### TASK DIRECTIONS
Write out the material again word for word, dropping any images it holds.

Extracted data entries:
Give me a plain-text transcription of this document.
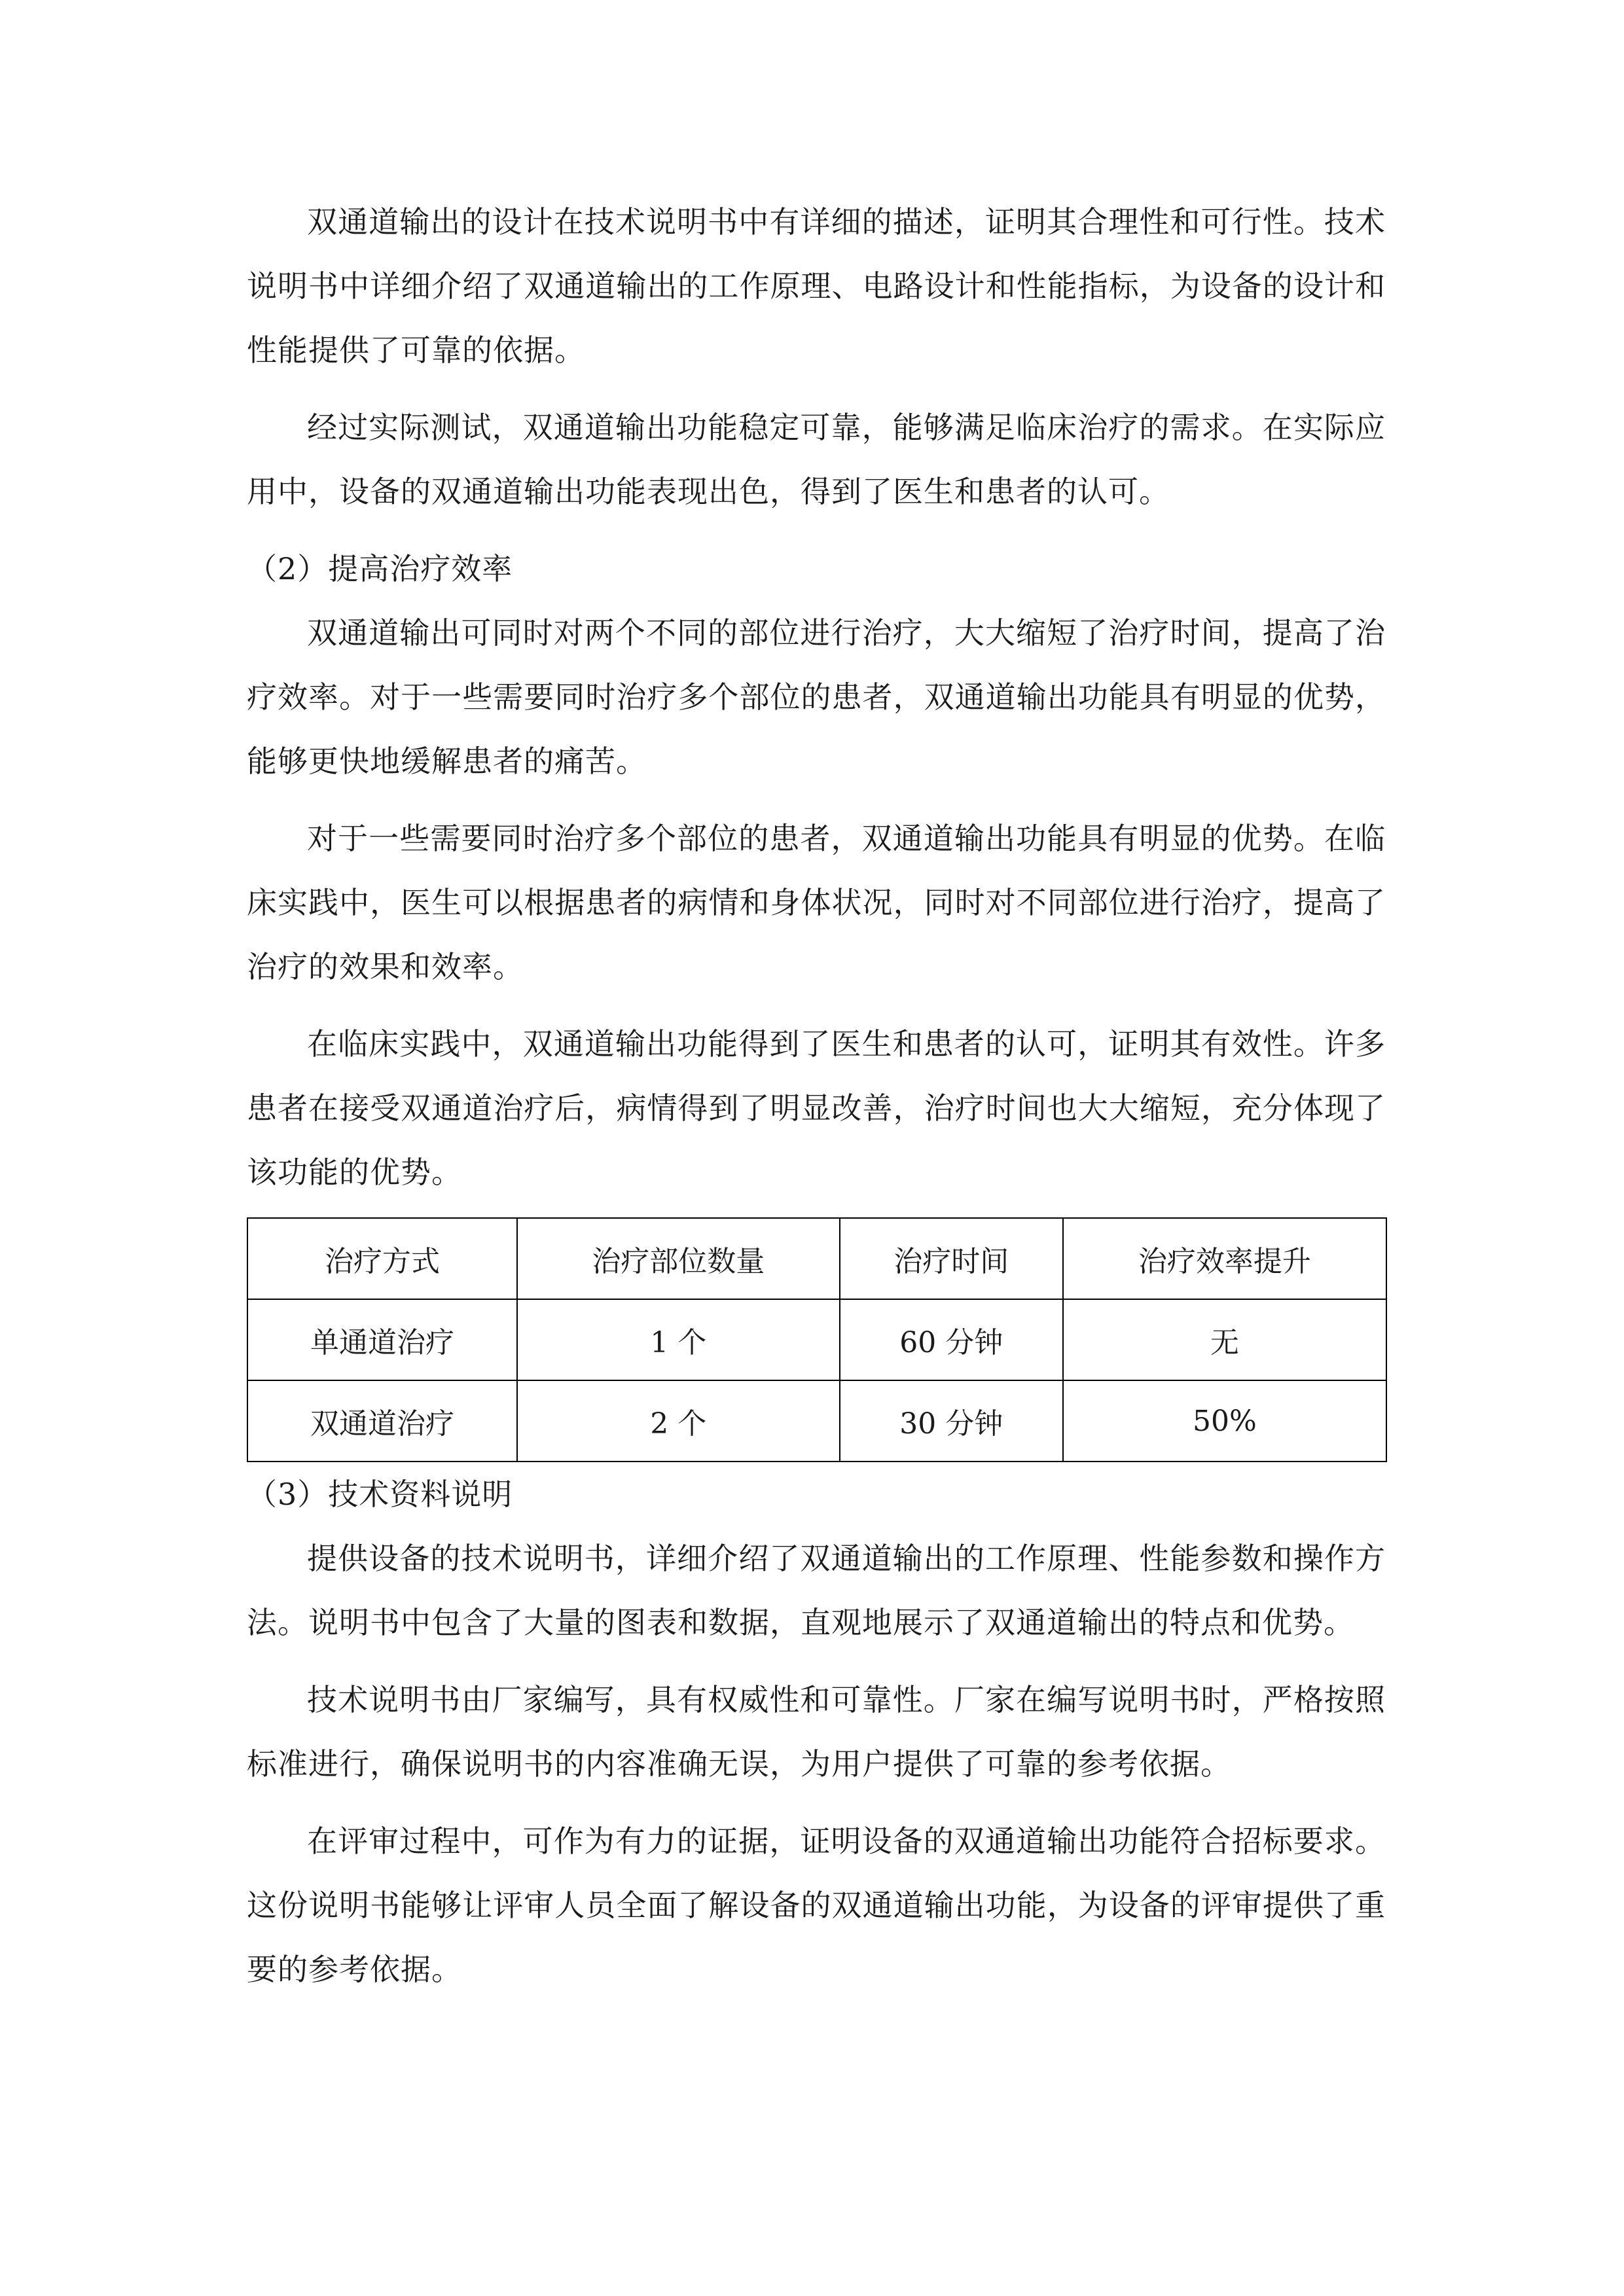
双通道输出的设计在技术说明书中有详细的描述，证明其合理性和可行性。技术说明书中详细介绍了双通道输出的工作原理、电路设计和性能指标，为设备的设计和性能提供了可靠的依据。

经过实际测试，双通道输出功能稳定可靠，能够满足临床治疗的需求。在实际应用中，设备的双通道输出功能表现出色，得到了医生和患者的认可。

（2）提高治疗效率

双通道输出可同时对两个不同的部位进行治疗，大大缩短了治疗时间，提高了治疗效率。对于一些需要同时治疗多个部位的患者，双通道输出功能具有明显的优势，能够更快地缓解患者的痛苦。

对于一些需要同时治疗多个部位的患者，双通道输出功能具有明显的优势。在临床实践中，医生可以根据患者的病情和身体状况，同时对不同部位进行治疗，提高了治疗的效果和效率。

在临床实践中，双通道输出功能得到了医生和患者的认可，证明其有效性。许多患者在接受双通道治疗后，病情得到了明显改善，治疗时间也大大缩短，充分体现了该功能的优势。

治疗方式	治疗部位数量	治疗时间	治疗效率提升
单通道治疗	1 个	60 分钟	无
双通道治疗	2 个	30 分钟	50%

（3）技术资料说明

提供设备的技术说明书，详细介绍了双通道输出的工作原理、性能参数和操作方法。说明书中包含了大量的图表和数据，直观地展示了双通道输出的特点和优势。

技术说明书由厂家编写，具有权威性和可靠性。厂家在编写说明书时，严格按照标准进行，确保说明书的内容准确无误，为用户提供了可靠的参考依据。

在评审过程中，可作为有力的证据，证明设备的双通道输出功能符合招标要求。这份说明书能够让评审人员全面了解设备的双通道输出功能，为设备的评审提供了重要的参考依据。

### RESULT FOR THIS TASK
Give me a plain-text transcription of this document.
双通道输出的设计在技术说明书中有详细的描述，证明其合理性和可行性。技术说明书中详细介绍了双通道输出的工作原理、电路设计和性能指标，为设备的设计和性能提供了可靠的依据。

经过实际测试，双通道输出功能稳定可靠，能够满足临床治疗的需求。在实际应用中，设备的双通道输出功能表现出色，得到了医生和患者的认可。

（2）提高治疗效率

双通道输出可同时对两个不同的部位进行治疗，大大缩短了治疗时间，提高了治疗效率。对于一些需要同时治疗多个部位的患者，双通道输出功能具有明显的优势，能够更快地缓解患者的痛苦。

对于一些需要同时治疗多个部位的患者，双通道输出功能具有明显的优势。在临床实践中，医生可以根据患者的病情和身体状况，同时对不同部位进行治疗，提高了治疗的效果和效率。

在临床实践中，双通道输出功能得到了医生和患者的认可，证明其有效性。许多患者在接受双通道治疗后，病情得到了明显改善，治疗时间也大大缩短，充分体现了该功能的优势。

治疗方式	治疗部位数量	治疗时间	治疗效率提升
单通道治疗	1 个	60 分钟	无
双通道治疗	2 个	30 分钟	50%

（3）技术资料说明

提供设备的技术说明书，详细介绍了双通道输出的工作原理、性能参数和操作方法。说明书中包含了大量的图表和数据，直观地展示了双通道输出的特点和优势。

技术说明书由厂家编写，具有权威性和可靠性。厂家在编写说明书时，严格按照标准进行，确保说明书的内容准确无误，为用户提供了可靠的参考依据。

在评审过程中，可作为有力的证据，证明设备的双通道输出功能符合招标要求。这份说明书能够让评审人员全面了解设备的双通道输出功能，为设备的评审提供了重要的参考依据。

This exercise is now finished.